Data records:
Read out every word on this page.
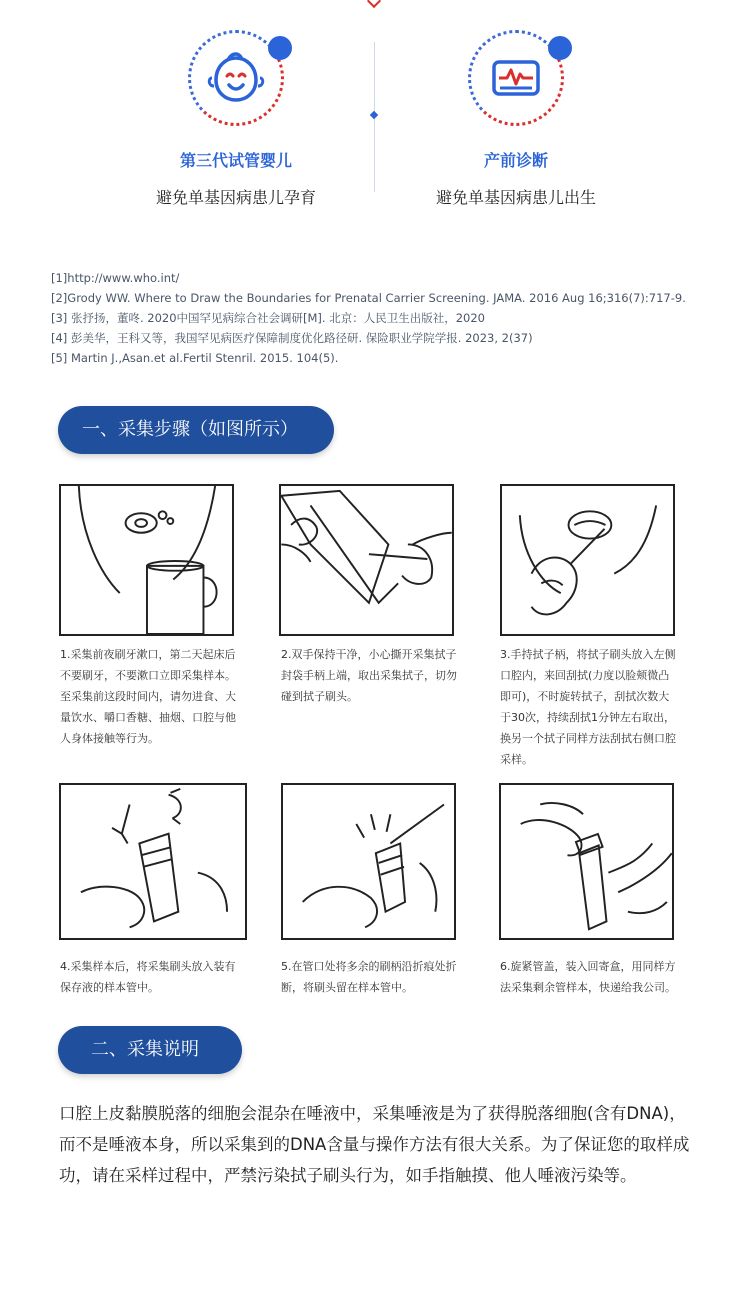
第三代试管婴儿
避免单基因病患儿孕育
产前诊断
避免单基因病患儿出生
[1]http://www.who.int/
[2]Grody WW. Where to Draw the Boundaries for Prenatal Carrier Screening. JAMA. 2016 Aug 16;316(7):717-9.
[3] 张抒扬，董咚. 2020中国罕见病综合社会调研[M]. 北京：人民卫生出版社，2020
[4] 彭美华，王科又等，我国罕见病医疗保障制度优化路径研. 保险职业学院学报. 2023, 2(37)
[5] Martin J.,Asan.et al.Fertil Stenril. 2015. 104(5).
一、采集步骤（如图所示）
1.采集前夜刷牙漱口，第二天起床后不要刷牙，不要漱口立即采集样本。至采集前这段时间内，请勿进食、大量饮水、嚼口香糖、抽烟、口腔与他人身体接触等行为。
2.双手保持干净，小心撕开采集拭子封袋手柄上端，取出采集拭子，切勿碰到拭子刷头。
3.手持拭子柄，将拭子刷头放入左侧口腔内，来回刮拭(力度以脸颊微凸即可)，不时旋转拭子，刮拭次数大于30次，持续刮拭1分钟左右取出，换另一个拭子同样方法刮拭右侧口腔采样。
4.采集样本后，将采集刷头放入装有保存液的样本管中。
5.在管口处将多余的刷柄沿折痕处折断，将刷头留在样本管中。
6.旋紧管盖，装入回寄盒，用同样方法采集剩余管样本，快递给我公司。
二、采集说明
口腔上皮黏膜脱落的细胞会混杂在唾液中，采集唾液是为了获得脱落细胞(含有DNA)，而不是唾液本身，所以采集到的DNA含量与操作方法有很大关系。为了保证您的取样成功，请在采样过程中，严禁污染拭子刷头行为，如手指触摸、他人唾液污染等。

Task prompt: Write out the listing above again, exactly, but with no pictures in the copy.

Task output:
Read out every word on this page.
第三代试管婴儿
避免单基因病患儿孕育
产前诊断
避免单基因病患儿出生
[1]http://www.who.int/
[2]Grody WW. Where to Draw the Boundaries for Prenatal Carrier Screening. JAMA. 2016 Aug 16;316(7):717-9.
[3] 张抒扬，董咚. 2020中国罕见病综合社会调研[M]. 北京：人民卫生出版社，2020
[4] 彭美华，王科又等，我国罕见病医疗保障制度优化路径研. 保险职业学院学报. 2023, 2(37)
[5] Martin J.,Asan.et al.Fertil Stenril. 2015. 104(5).
一、采集步骤（如图所示）
1.采集前夜刷牙漱口，第二天起床后不要刷牙，不要漱口立即采集样本。至采集前这段时间内，请勿进食、大量饮水、嚼口香糖、抽烟、口腔与他人身体接触等行为。
2.双手保持干净，小心撕开采集拭子封袋手柄上端，取出采集拭子，切勿碰到拭子刷头。
3.手持拭子柄，将拭子刷头放入左侧口腔内，来回刮拭(力度以脸颊微凸即可)，不时旋转拭子，刮拭次数大于30次，持续刮拭1分钟左右取出，换另一个拭子同样方法刮拭右侧口腔采样。
4.采集样本后，将采集刷头放入装有保存液的样本管中。
5.在管口处将多余的刷柄沿折痕处折断，将刷头留在样本管中。
6.旋紧管盖，装入回寄盒，用同样方法采集剩余管样本，快递给我公司。
二、采集说明
口腔上皮黏膜脱落的细胞会混杂在唾液中，采集唾液是为了获得脱落细胞(含有DNA)，而不是唾液本身，所以采集到的DNA含量与操作方法有很大关系。为了保证您的取样成功，请在采样过程中，严禁污染拭子刷头行为，如手指触摸、他人唾液污染等。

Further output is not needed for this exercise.